* [RECORDS FOR THIS EXERCISE]

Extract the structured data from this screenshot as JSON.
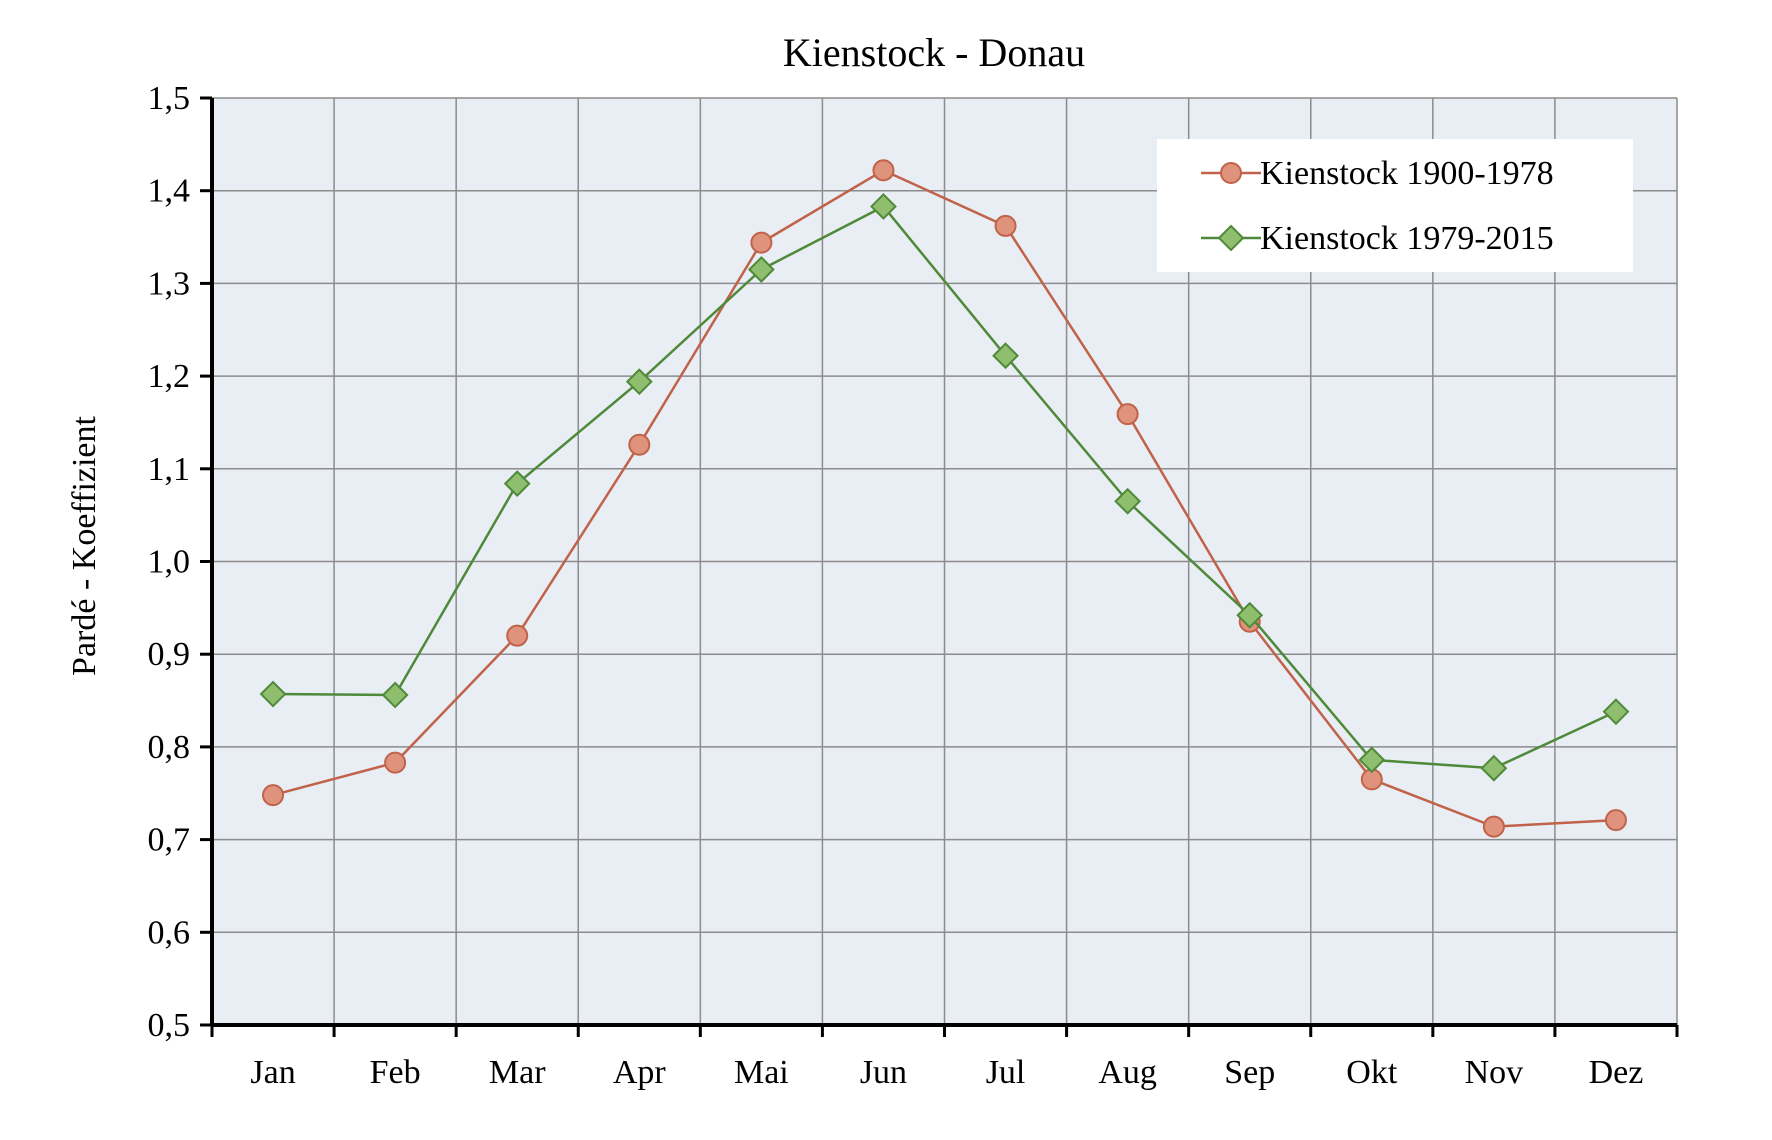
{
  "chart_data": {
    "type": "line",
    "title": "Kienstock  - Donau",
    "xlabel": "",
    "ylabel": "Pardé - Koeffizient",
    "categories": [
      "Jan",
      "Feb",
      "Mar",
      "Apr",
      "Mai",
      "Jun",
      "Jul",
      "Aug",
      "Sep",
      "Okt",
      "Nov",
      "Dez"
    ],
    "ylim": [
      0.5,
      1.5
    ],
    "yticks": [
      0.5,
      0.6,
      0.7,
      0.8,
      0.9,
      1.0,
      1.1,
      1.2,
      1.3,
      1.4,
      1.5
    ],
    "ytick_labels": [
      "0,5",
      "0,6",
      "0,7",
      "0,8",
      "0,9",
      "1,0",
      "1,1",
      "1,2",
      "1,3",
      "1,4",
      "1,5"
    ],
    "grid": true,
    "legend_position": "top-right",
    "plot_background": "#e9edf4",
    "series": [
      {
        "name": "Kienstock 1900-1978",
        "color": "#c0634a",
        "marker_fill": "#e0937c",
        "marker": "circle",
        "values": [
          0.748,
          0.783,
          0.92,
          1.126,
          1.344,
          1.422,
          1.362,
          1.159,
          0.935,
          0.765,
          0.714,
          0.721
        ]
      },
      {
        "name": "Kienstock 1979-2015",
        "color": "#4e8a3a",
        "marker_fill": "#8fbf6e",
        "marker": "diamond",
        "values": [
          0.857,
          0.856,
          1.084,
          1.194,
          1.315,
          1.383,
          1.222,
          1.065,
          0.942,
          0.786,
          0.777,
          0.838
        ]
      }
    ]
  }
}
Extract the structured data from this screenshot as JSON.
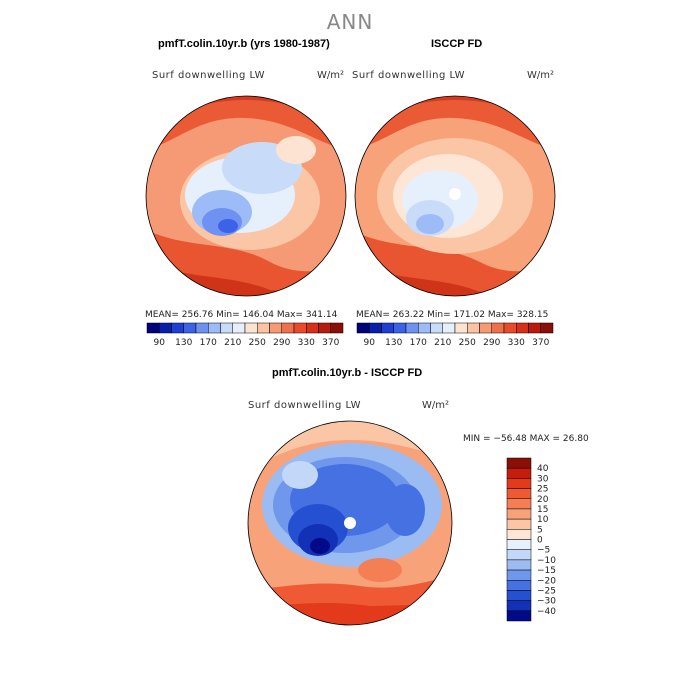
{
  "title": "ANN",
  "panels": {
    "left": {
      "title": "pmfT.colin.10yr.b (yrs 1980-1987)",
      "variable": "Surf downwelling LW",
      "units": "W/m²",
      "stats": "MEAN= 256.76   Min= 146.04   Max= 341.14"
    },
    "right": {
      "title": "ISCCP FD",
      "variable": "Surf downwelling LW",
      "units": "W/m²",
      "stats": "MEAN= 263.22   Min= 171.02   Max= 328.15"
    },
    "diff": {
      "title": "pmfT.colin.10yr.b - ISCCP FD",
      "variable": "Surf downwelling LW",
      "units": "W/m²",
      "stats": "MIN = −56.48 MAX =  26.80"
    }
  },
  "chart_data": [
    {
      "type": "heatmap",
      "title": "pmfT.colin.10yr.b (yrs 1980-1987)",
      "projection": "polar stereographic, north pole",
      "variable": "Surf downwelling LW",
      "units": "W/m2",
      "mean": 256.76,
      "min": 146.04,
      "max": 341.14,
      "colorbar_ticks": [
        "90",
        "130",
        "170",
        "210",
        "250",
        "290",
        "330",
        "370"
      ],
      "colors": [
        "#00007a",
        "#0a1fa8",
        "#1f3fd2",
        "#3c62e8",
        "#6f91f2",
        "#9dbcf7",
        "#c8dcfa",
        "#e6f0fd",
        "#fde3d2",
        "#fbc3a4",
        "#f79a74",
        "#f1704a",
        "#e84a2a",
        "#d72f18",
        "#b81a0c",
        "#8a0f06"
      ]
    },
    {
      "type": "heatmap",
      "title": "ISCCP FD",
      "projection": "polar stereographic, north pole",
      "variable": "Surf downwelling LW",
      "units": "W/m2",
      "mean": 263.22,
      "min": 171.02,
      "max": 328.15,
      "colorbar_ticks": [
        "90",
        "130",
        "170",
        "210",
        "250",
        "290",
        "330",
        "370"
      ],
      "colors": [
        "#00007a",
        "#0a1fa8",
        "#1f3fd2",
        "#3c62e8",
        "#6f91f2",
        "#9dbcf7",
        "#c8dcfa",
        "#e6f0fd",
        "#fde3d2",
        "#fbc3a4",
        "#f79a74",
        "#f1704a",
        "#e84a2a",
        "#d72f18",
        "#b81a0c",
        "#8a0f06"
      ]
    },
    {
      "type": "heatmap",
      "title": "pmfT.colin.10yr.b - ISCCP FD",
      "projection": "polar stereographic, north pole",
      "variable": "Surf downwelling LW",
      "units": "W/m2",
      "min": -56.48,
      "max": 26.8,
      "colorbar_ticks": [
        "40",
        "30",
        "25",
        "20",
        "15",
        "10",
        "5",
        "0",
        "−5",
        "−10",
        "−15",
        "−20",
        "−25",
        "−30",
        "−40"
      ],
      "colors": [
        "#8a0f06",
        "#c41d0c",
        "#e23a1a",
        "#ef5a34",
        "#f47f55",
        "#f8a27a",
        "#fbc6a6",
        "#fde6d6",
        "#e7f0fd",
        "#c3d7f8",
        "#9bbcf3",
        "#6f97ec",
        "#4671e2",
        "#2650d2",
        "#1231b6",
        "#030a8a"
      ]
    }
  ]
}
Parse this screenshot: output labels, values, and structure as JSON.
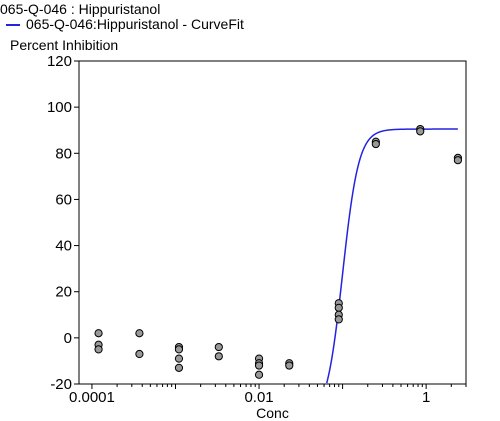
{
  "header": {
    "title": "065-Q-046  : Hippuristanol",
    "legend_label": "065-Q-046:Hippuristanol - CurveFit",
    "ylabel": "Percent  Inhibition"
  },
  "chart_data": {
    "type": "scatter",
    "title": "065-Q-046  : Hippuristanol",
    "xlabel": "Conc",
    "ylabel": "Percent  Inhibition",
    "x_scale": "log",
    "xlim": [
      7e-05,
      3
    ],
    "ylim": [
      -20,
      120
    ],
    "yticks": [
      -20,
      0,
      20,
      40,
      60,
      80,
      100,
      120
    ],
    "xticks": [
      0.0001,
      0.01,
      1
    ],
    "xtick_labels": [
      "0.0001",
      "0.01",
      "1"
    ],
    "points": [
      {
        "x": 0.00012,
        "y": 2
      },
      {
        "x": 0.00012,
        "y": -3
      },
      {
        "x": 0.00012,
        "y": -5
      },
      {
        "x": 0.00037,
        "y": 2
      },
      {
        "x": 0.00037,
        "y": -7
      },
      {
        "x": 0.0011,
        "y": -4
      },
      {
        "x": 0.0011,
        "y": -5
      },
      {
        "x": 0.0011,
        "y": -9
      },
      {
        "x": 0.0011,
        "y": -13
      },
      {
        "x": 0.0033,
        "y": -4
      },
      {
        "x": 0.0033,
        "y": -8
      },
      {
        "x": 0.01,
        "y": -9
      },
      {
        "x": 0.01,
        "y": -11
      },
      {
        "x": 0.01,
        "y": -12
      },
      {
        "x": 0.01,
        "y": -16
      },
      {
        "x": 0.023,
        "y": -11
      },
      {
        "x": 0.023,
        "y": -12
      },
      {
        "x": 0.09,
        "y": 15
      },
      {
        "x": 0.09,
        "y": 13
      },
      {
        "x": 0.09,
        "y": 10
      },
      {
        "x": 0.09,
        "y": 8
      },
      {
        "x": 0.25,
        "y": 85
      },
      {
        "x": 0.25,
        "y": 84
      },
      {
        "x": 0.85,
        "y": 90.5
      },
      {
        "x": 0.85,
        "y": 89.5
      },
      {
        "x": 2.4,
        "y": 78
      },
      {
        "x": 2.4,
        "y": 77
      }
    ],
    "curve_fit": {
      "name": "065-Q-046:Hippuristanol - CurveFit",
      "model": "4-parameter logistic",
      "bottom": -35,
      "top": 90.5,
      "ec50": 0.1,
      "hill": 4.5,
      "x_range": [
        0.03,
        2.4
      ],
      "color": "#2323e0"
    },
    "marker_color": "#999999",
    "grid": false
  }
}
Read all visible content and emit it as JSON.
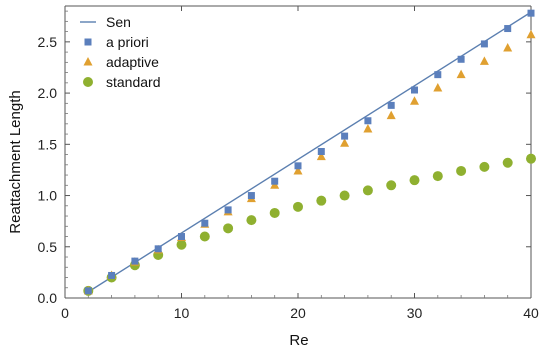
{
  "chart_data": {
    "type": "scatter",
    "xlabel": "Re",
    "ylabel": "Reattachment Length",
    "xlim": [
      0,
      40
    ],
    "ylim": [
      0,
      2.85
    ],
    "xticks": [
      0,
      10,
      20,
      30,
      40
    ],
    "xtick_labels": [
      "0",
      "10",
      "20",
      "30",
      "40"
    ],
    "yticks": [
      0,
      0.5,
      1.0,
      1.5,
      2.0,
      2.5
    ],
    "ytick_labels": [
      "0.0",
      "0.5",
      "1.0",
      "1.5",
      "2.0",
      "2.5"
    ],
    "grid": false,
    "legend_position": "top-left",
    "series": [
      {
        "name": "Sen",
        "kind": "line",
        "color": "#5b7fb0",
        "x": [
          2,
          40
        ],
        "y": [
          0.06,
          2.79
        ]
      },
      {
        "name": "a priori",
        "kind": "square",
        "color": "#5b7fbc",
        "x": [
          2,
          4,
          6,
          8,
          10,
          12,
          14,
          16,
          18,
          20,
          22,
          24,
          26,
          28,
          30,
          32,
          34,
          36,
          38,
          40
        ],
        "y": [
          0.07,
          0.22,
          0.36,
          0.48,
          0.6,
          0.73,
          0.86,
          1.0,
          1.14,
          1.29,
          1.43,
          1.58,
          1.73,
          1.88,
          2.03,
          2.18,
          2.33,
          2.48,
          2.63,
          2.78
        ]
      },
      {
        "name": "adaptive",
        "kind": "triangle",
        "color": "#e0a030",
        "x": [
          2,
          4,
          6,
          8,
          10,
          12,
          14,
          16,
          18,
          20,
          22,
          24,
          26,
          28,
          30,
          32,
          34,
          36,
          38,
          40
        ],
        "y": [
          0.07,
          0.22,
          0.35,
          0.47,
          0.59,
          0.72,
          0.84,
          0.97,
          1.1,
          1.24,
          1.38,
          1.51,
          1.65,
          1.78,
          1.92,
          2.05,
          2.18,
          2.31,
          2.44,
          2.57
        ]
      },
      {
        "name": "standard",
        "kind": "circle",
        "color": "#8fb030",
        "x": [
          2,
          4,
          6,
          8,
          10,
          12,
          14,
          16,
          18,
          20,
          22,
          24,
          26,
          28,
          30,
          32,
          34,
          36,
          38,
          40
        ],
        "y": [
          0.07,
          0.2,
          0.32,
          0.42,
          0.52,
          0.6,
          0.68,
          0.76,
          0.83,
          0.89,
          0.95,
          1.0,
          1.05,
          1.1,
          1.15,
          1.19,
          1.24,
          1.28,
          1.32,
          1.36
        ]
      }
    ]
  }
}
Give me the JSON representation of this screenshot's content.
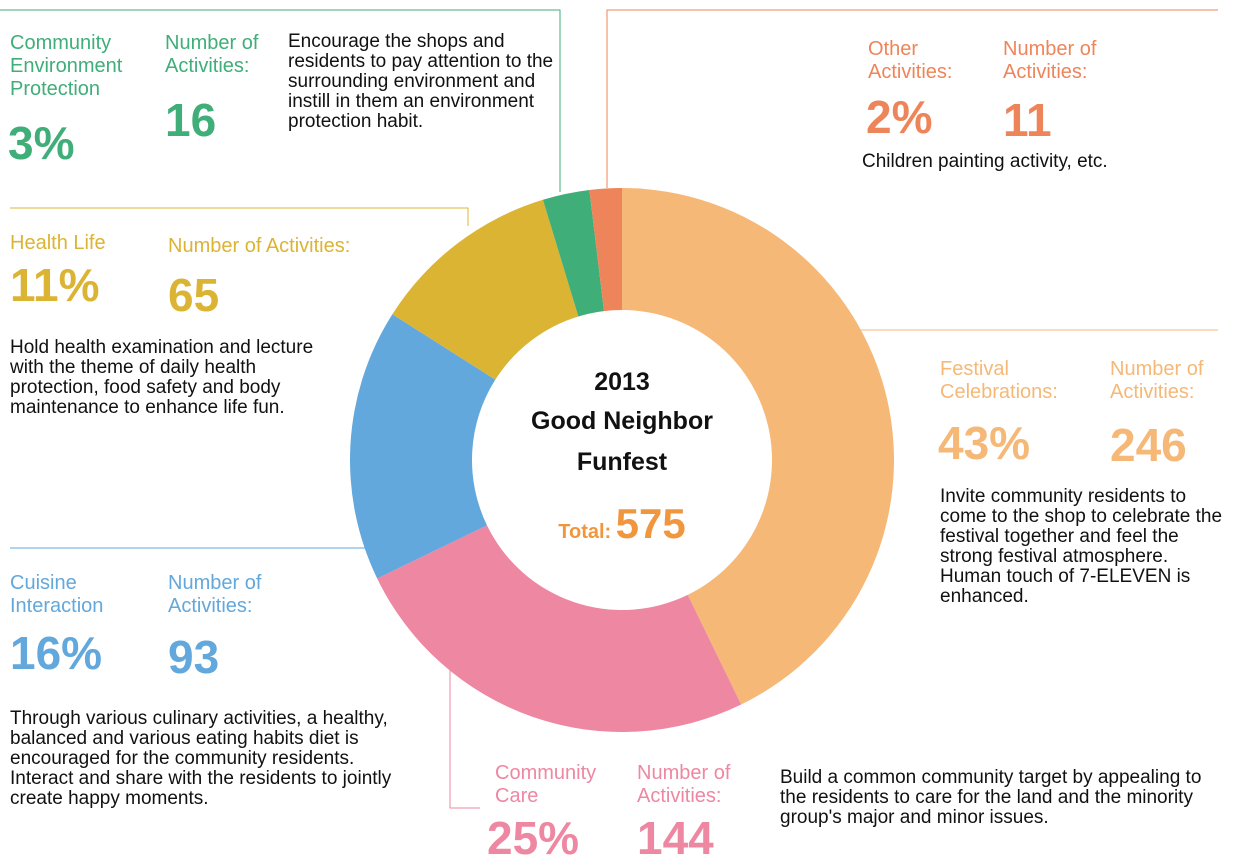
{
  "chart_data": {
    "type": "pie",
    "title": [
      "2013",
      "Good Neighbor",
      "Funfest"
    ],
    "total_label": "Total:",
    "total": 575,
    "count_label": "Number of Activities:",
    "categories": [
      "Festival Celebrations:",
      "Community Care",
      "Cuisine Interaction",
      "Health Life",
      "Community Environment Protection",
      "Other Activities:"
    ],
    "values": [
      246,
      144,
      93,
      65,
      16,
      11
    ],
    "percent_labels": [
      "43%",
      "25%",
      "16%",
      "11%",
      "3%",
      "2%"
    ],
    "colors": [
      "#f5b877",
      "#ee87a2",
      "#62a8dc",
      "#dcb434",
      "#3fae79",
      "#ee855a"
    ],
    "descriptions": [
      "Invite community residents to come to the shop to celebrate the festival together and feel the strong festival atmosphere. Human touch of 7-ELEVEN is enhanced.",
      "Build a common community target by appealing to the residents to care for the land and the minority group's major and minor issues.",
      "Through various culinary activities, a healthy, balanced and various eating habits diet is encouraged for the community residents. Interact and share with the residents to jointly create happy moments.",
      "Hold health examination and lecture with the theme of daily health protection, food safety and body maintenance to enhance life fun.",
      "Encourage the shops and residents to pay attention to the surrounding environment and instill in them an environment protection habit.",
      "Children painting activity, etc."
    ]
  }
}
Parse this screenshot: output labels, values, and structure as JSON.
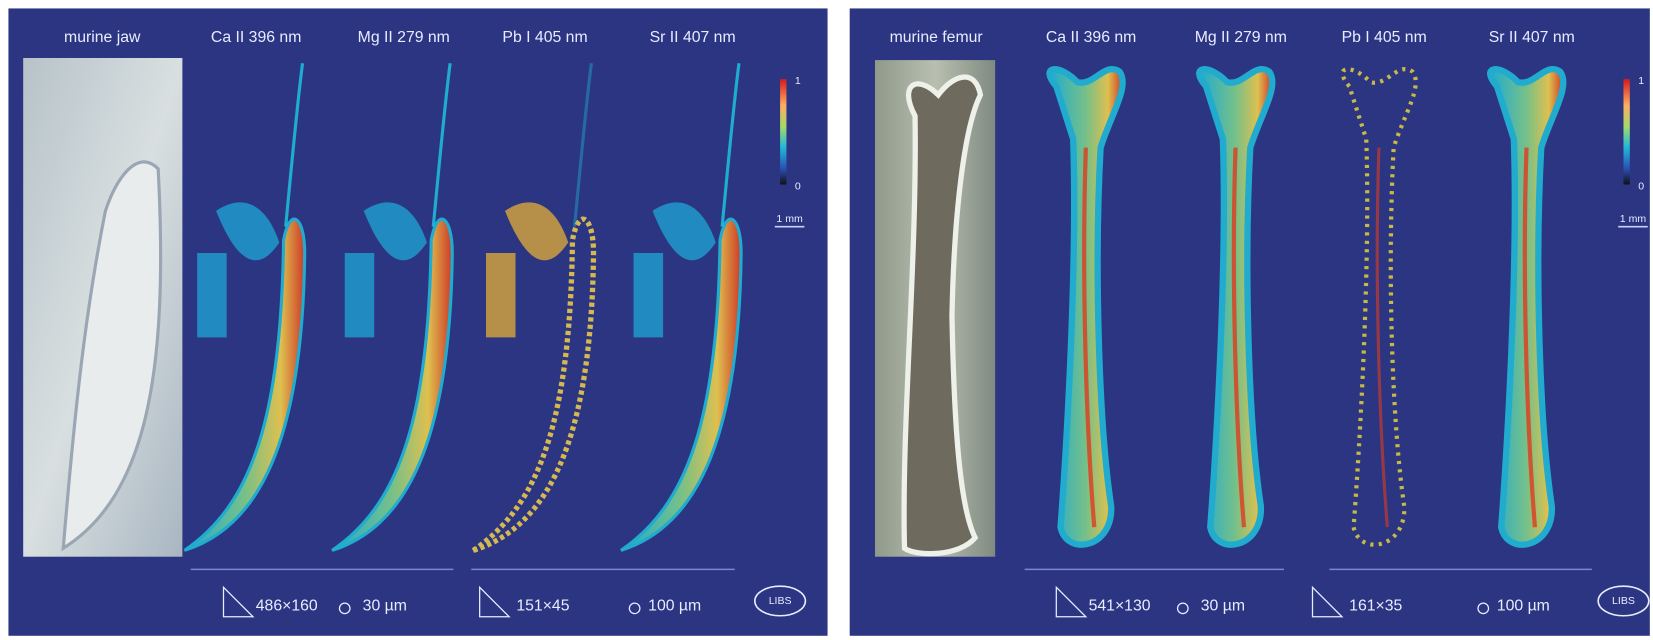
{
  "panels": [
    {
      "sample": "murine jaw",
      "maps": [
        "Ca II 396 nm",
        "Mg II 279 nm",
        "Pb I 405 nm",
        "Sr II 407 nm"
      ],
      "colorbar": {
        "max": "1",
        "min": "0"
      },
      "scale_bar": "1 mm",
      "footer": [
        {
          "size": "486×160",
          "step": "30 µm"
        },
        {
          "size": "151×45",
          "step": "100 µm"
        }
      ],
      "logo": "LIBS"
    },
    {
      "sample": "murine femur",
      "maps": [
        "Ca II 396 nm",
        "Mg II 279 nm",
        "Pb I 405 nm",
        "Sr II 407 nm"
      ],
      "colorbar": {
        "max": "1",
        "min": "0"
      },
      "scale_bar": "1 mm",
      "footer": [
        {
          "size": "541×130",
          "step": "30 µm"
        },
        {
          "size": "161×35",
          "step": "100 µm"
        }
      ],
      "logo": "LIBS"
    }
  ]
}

* [AIM OF THE TASK]
Select every line in the records above that contains the word "CurveFit".

* [CORRECT RESPONSE]
    "legend_label": "065-Q-046:Hippuristanol - CurveFit",
      "name": "065-Q-046:Hippuristanol - CurveFit",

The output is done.